What you are asked to do
Render every line of the items below as a Markdown table with two columns, Row and Line: put the row number in Row and the line itself in Line, and leave out any blank lines.

======== Records supplied ========

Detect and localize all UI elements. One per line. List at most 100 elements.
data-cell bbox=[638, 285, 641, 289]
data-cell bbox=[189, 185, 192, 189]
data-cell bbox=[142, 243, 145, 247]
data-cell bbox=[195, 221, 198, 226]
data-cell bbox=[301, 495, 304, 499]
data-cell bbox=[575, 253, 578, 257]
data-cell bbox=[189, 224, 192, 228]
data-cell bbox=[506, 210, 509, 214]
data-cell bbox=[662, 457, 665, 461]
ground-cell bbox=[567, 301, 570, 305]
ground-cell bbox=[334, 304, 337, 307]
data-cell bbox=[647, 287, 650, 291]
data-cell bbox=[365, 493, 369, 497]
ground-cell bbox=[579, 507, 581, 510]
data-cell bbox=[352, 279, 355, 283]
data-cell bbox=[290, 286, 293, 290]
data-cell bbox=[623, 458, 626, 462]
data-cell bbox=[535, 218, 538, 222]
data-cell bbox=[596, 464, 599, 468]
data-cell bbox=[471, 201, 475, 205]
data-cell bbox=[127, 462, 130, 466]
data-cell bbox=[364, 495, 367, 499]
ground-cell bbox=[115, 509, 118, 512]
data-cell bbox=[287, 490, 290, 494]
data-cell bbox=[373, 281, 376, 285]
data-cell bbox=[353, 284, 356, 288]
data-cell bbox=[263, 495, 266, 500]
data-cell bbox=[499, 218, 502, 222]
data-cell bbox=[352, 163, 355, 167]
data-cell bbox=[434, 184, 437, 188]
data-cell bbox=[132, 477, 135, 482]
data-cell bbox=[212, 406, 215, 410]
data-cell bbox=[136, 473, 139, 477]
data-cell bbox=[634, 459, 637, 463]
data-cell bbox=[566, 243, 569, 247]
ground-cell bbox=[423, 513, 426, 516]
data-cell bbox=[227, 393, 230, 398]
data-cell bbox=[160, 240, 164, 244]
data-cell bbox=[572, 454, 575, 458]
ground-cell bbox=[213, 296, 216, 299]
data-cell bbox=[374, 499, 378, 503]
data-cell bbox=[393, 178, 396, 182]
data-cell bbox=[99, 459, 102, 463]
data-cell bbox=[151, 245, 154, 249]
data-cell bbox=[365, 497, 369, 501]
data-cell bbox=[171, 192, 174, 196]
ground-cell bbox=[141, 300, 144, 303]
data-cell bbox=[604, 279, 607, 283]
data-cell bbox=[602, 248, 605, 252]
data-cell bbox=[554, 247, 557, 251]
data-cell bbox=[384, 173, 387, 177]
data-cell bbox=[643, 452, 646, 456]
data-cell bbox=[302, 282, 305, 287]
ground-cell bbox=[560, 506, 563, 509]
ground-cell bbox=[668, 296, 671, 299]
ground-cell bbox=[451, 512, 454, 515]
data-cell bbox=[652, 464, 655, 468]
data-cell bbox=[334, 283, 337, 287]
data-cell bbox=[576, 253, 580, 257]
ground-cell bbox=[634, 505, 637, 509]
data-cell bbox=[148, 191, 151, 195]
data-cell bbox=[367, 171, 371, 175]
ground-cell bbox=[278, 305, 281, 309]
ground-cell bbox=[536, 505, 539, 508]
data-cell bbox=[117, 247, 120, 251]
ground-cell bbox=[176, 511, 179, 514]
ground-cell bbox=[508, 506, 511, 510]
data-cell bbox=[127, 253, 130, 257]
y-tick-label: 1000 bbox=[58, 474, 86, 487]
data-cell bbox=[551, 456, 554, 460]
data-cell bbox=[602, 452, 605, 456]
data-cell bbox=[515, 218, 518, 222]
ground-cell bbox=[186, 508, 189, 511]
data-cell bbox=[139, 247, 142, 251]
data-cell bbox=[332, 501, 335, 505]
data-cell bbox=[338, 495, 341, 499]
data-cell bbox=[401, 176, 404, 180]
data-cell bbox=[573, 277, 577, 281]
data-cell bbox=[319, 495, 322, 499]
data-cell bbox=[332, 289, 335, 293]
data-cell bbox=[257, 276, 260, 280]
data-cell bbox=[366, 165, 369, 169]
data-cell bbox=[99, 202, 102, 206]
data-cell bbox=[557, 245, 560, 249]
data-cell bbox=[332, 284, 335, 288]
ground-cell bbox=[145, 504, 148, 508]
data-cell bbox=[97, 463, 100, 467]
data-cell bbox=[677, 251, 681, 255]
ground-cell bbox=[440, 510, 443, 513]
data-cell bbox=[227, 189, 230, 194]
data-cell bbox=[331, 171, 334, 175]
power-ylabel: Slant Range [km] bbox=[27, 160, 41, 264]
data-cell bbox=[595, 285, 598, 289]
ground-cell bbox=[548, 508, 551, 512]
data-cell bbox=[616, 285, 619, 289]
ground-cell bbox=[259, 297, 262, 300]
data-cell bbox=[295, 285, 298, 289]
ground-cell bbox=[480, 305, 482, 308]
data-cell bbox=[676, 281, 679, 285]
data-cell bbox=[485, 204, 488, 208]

========

Exercise answer
| Row | Line |
|---|---|
| 1 | Detect and localize all UI elements. One per line. List at most 100 elements. |
| 2 | data-cell bbox=[638, 285, 641, 289] |
| 3 | data-cell bbox=[189, 185, 192, 189] |
| 4 | data-cell bbox=[142, 243, 145, 247] |
| 5 | data-cell bbox=[195, 221, 198, 226] |
| 6 | data-cell bbox=[301, 495, 304, 499] |
| 7 | data-cell bbox=[575, 253, 578, 257] |
| 8 | data-cell bbox=[189, 224, 192, 228] |
| 9 | data-cell bbox=[506, 210, 509, 214] |
| 10 | data-cell bbox=[662, 457, 665, 461] |
| 11 | ground-cell bbox=[567, 301, 570, 305] |
| 12 | ground-cell bbox=[334, 304, 337, 307] |
| 13 | data-cell bbox=[647, 287, 650, 291] |
| 14 | data-cell bbox=[365, 493, 369, 497] |
| 15 | ground-cell bbox=[579, 507, 581, 510] |
| 16 | data-cell bbox=[352, 279, 355, 283] |
| 17 | data-cell bbox=[290, 286, 293, 290] |
| 18 | data-cell bbox=[623, 458, 626, 462] |
| 19 | data-cell bbox=[535, 218, 538, 222] |
| 20 | data-cell bbox=[596, 464, 599, 468] |
| 21 | data-cell bbox=[471, 201, 475, 205] |
| 22 | data-cell bbox=[127, 462, 130, 466] |
| 23 | data-cell bbox=[364, 495, 367, 499] |
| 24 | ground-cell bbox=[115, 509, 118, 512] |
| 25 | data-cell bbox=[287, 490, 290, 494] |
| 26 | data-cell bbox=[373, 281, 376, 285] |
| 27 | data-cell bbox=[353, 284, 356, 288] |
| 28 | data-cell bbox=[263, 495, 266, 500] |
| 29 | data-cell bbox=[499, 218, 502, 222] |
| 30 | data-cell bbox=[352, 163, 355, 167] |
| 31 | data-cell bbox=[434, 184, 437, 188] |
| 32 | data-cell bbox=[132, 477, 135, 482] |
| 33 | data-cell bbox=[212, 406, 215, 410] |
| 34 | data-cell bbox=[136, 473, 139, 477] |
| 35 | data-cell bbox=[634, 459, 637, 463] |
| 36 | data-cell bbox=[566, 243, 569, 247] |
| 37 | ground-cell bbox=[423, 513, 426, 516] |
| 38 | data-cell bbox=[227, 393, 230, 398] |
| 39 | data-cell bbox=[160, 240, 164, 244] |
| 40 | data-cell bbox=[572, 454, 575, 458] |
| 41 | ground-cell bbox=[213, 296, 216, 299] |
| 42 | data-cell bbox=[374, 499, 378, 503] |
| 43 | data-cell bbox=[393, 178, 396, 182] |
| 44 | data-cell bbox=[99, 459, 102, 463] |
| 45 | data-cell bbox=[151, 245, 154, 249] |
| 46 | data-cell bbox=[365, 497, 369, 501] |
| 47 | data-cell bbox=[171, 192, 174, 196] |
| 48 | ground-cell bbox=[141, 300, 144, 303] |
| 49 | data-cell bbox=[604, 279, 607, 283] |
| 50 | data-cell bbox=[602, 248, 605, 252] |
| 51 | data-cell bbox=[554, 247, 557, 251] |
| 52 | data-cell bbox=[384, 173, 387, 177] |
| 53 | data-cell bbox=[643, 452, 646, 456] |
| 54 | data-cell bbox=[302, 282, 305, 287] |
| 55 | ground-cell bbox=[560, 506, 563, 509] |
| 56 | ground-cell bbox=[668, 296, 671, 299] |
| 57 | ground-cell bbox=[451, 512, 454, 515] |
| 58 | data-cell bbox=[652, 464, 655, 468] |
| 59 | data-cell bbox=[334, 283, 337, 287] |
| 60 | data-cell bbox=[576, 253, 580, 257] |
| 61 | ground-cell bbox=[634, 505, 637, 509] |
| 62 | data-cell bbox=[148, 191, 151, 195] |
| 63 | data-cell bbox=[367, 171, 371, 175] |
| 64 | ground-cell bbox=[278, 305, 281, 309] |
| 65 | ground-cell bbox=[536, 505, 539, 508] |
| 66 | data-cell bbox=[117, 247, 120, 251] |
| 67 | ground-cell bbox=[176, 511, 179, 514] |
| 68 | ground-cell bbox=[508, 506, 511, 510] |
| 69 | data-cell bbox=[127, 253, 130, 257] |
| 70 | y-tick-label: 1000 bbox=[58, 474, 86, 487] |
| 71 | data-cell bbox=[551, 456, 554, 460] |
| 72 | data-cell bbox=[602, 452, 605, 456] |
| 73 | data-cell bbox=[515, 218, 518, 222] |
| 74 | ground-cell bbox=[186, 508, 189, 511] |
| 75 | data-cell bbox=[139, 247, 142, 251] |
| 76 | data-cell bbox=[332, 501, 335, 505] |
| 77 | data-cell bbox=[338, 495, 341, 499] |
| 78 | data-cell bbox=[401, 176, 404, 180] |
| 79 | data-cell bbox=[573, 277, 577, 281] |
| 80 | data-cell bbox=[319, 495, 322, 499] |
| 81 | data-cell bbox=[332, 289, 335, 293] |
| 82 | data-cell bbox=[257, 276, 260, 280] |
| 83 | data-cell bbox=[366, 165, 369, 169] |
| 84 | data-cell bbox=[99, 202, 102, 206] |
| 85 | data-cell bbox=[557, 245, 560, 249] |
| 86 | data-cell bbox=[332, 284, 335, 288] |
| 87 | ground-cell bbox=[145, 504, 148, 508] |
| 88 | data-cell bbox=[97, 463, 100, 467] |
| 89 | data-cell bbox=[677, 251, 681, 255] |
| 90 | ground-cell bbox=[440, 510, 443, 513] |
| 91 | data-cell bbox=[227, 189, 230, 194] |
| 92 | data-cell bbox=[331, 171, 334, 175] |
| 93 | power-ylabel: Slant Range [km] bbox=[27, 160, 41, 264] |
| 94 | data-cell bbox=[595, 285, 598, 289] |
| 95 | ground-cell bbox=[548, 508, 551, 512] |
| 96 | data-cell bbox=[616, 285, 619, 289] |
| 97 | ground-cell bbox=[259, 297, 262, 300] |
| 98 | data-cell bbox=[295, 285, 298, 289] |
| 99 | ground-cell bbox=[480, 305, 482, 308] |
| 100 | data-cell bbox=[676, 281, 679, 285] |
| 101 | data-cell bbox=[485, 204, 488, 208] |